■ WHAT THIS TASK INVOLVES
Look through the lines of the material and count those containing "органов". Give that count alone.

[Extracted records]
== == ==

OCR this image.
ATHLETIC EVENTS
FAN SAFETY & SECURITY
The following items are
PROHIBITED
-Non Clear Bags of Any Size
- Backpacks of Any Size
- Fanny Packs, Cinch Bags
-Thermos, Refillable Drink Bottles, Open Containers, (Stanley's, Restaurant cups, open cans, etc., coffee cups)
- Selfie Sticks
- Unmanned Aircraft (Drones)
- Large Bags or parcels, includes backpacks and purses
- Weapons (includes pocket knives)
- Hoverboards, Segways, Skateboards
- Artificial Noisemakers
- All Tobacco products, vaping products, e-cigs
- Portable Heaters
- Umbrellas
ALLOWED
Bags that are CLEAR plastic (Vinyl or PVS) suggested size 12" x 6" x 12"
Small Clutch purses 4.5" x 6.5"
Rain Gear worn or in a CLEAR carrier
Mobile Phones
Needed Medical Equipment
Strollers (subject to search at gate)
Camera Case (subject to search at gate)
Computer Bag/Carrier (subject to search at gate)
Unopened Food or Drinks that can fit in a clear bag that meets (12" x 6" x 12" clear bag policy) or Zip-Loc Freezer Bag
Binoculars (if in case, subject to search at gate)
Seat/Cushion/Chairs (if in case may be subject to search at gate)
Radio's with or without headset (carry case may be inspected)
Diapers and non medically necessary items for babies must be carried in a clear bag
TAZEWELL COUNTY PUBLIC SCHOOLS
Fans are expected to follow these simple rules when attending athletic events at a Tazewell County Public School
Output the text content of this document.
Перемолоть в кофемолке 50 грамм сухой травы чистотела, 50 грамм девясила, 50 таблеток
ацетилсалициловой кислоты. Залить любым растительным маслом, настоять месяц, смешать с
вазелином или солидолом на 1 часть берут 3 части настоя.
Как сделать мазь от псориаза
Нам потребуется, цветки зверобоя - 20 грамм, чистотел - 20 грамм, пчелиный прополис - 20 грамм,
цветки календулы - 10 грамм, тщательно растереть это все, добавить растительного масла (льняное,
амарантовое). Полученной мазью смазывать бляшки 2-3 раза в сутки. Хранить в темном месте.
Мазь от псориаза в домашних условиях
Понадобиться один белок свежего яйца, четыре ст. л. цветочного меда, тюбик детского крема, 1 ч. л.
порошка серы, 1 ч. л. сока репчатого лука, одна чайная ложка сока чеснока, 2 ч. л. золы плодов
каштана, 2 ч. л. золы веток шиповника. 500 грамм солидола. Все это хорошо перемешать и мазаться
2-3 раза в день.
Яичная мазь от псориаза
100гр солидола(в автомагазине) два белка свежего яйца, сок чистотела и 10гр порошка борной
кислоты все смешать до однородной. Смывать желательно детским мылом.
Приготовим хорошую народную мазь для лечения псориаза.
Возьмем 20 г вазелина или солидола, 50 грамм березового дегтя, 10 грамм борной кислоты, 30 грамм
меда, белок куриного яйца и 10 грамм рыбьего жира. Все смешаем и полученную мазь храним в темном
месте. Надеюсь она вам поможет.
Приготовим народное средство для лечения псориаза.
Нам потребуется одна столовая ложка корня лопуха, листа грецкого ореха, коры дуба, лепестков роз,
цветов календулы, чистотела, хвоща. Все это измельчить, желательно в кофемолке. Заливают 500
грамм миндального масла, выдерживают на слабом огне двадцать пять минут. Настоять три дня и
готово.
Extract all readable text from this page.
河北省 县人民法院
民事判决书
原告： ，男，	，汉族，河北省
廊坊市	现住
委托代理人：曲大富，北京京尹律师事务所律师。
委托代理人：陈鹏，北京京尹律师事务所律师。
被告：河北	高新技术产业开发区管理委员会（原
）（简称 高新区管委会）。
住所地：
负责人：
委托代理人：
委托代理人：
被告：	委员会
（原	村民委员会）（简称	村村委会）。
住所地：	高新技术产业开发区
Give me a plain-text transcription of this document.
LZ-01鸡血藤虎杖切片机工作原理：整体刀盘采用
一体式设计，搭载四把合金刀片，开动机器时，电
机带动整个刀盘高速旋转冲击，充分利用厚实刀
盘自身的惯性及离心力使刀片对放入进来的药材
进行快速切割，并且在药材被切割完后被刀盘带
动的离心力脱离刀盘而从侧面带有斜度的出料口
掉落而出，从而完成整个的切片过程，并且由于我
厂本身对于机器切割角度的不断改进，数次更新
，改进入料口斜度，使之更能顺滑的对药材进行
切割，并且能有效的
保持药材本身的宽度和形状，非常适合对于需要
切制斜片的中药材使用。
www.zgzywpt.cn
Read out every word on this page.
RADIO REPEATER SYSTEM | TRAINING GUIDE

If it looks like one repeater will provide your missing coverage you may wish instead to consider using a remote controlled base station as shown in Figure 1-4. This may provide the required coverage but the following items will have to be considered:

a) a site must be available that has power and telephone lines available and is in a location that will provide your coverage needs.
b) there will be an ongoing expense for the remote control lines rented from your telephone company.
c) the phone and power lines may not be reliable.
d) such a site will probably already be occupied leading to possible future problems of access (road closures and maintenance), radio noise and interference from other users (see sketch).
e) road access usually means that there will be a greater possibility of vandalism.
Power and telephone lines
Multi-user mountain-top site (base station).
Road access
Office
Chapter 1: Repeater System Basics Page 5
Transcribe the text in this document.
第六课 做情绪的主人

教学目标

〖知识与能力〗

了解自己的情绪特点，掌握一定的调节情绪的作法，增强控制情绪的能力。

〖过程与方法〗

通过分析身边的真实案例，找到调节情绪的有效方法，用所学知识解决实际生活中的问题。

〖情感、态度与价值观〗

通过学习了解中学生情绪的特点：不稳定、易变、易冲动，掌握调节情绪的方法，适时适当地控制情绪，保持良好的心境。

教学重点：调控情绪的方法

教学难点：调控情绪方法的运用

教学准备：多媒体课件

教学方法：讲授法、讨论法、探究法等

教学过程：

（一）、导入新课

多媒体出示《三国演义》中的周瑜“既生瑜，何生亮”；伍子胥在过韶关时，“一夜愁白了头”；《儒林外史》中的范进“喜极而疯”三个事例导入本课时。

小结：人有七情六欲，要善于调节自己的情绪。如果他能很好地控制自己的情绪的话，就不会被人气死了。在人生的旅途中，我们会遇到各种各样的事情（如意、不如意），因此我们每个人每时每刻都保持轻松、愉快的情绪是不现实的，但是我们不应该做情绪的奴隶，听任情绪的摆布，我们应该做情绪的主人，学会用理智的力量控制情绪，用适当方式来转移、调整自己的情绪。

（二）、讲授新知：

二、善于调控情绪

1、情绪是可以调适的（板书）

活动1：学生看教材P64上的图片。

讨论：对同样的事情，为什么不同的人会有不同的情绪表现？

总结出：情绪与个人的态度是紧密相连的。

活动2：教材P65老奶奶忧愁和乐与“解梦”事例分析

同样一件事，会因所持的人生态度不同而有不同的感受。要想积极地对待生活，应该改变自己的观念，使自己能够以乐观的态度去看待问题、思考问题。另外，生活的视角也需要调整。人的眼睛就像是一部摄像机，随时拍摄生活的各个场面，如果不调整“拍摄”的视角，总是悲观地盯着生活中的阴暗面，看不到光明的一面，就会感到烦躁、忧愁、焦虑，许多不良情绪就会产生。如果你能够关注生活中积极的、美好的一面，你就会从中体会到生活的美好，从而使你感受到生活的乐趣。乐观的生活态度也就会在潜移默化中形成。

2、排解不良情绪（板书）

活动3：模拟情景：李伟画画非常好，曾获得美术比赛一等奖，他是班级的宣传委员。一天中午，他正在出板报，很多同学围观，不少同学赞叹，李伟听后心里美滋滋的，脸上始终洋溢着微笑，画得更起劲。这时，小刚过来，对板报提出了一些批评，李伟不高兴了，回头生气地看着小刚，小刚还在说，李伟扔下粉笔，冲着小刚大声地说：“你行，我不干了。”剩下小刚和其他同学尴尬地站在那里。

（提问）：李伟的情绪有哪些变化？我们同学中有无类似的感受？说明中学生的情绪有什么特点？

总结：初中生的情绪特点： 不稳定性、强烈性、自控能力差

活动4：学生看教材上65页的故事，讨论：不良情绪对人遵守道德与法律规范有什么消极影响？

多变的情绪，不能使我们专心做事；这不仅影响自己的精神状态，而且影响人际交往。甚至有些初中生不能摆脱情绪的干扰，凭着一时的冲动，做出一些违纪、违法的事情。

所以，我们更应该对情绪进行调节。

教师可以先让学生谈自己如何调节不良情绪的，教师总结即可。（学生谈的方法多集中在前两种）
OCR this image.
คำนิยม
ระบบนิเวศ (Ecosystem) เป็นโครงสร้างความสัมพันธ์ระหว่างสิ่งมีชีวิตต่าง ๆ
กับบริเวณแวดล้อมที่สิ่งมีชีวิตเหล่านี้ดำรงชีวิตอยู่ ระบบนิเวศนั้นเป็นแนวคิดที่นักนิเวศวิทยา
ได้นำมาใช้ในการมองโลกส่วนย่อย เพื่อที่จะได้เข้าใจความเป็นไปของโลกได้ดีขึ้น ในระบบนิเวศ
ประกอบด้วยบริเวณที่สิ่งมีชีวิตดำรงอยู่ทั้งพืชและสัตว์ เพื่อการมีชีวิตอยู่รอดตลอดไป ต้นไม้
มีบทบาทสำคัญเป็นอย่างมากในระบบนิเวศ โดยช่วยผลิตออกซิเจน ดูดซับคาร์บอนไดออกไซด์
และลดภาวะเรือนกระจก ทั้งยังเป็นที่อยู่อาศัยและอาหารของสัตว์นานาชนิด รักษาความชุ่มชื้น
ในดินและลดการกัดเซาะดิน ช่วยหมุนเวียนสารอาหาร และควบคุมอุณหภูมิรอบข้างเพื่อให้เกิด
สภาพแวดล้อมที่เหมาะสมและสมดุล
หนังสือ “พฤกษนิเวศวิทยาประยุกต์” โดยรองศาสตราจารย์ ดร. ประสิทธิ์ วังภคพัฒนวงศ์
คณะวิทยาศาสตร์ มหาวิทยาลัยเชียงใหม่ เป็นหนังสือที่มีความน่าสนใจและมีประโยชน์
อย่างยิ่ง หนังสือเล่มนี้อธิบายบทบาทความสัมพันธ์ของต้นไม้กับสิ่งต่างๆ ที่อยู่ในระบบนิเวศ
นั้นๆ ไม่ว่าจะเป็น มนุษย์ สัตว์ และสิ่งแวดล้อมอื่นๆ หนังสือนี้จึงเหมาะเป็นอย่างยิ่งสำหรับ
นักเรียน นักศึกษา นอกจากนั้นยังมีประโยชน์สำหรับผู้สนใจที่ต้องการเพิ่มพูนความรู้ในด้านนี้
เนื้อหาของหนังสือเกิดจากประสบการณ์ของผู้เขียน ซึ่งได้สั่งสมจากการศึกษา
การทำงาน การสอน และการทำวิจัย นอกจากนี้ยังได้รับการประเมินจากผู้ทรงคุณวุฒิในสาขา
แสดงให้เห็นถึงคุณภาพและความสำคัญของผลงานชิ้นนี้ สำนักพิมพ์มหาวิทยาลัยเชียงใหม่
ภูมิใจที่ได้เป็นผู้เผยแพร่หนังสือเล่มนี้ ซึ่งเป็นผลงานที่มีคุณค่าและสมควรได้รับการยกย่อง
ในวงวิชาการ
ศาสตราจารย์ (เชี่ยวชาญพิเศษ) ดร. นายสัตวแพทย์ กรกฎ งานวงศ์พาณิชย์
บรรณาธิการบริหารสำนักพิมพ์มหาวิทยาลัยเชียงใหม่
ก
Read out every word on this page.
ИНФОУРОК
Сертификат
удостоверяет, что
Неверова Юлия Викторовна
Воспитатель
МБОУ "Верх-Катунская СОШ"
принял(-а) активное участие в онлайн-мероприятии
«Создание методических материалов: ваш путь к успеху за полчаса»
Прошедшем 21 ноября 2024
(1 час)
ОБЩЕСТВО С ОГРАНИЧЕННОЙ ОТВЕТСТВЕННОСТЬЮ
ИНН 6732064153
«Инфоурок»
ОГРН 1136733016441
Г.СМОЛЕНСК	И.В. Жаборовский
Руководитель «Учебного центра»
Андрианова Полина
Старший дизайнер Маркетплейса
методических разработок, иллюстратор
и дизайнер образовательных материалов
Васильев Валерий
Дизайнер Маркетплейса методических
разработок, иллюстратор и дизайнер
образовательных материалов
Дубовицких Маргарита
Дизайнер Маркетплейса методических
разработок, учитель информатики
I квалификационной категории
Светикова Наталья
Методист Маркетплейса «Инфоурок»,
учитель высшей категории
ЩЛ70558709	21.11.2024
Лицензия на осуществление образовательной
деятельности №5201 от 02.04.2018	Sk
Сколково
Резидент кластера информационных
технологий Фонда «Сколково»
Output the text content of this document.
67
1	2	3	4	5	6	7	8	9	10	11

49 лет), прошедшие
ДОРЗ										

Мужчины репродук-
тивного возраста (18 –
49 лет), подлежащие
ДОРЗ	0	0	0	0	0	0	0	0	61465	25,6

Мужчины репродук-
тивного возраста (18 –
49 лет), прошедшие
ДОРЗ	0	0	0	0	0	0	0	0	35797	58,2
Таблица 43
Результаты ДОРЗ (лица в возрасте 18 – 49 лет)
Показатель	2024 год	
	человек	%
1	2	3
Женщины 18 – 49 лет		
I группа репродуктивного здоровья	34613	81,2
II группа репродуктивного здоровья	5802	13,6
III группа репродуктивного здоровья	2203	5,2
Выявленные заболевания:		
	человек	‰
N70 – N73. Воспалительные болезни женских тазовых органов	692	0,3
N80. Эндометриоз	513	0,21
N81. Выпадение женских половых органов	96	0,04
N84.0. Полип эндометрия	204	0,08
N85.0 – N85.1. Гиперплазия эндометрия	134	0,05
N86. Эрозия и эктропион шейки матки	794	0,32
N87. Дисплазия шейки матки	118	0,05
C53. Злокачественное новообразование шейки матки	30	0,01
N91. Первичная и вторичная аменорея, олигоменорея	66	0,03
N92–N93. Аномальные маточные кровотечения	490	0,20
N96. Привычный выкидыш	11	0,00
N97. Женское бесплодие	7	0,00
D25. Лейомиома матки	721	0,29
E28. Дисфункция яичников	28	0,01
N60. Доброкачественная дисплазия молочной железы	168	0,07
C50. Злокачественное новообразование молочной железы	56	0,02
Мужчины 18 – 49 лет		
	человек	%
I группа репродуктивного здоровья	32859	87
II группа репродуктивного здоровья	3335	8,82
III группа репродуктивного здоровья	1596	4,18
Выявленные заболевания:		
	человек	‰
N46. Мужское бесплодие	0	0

== == ==

■ RESULT FOR THIS TASK
2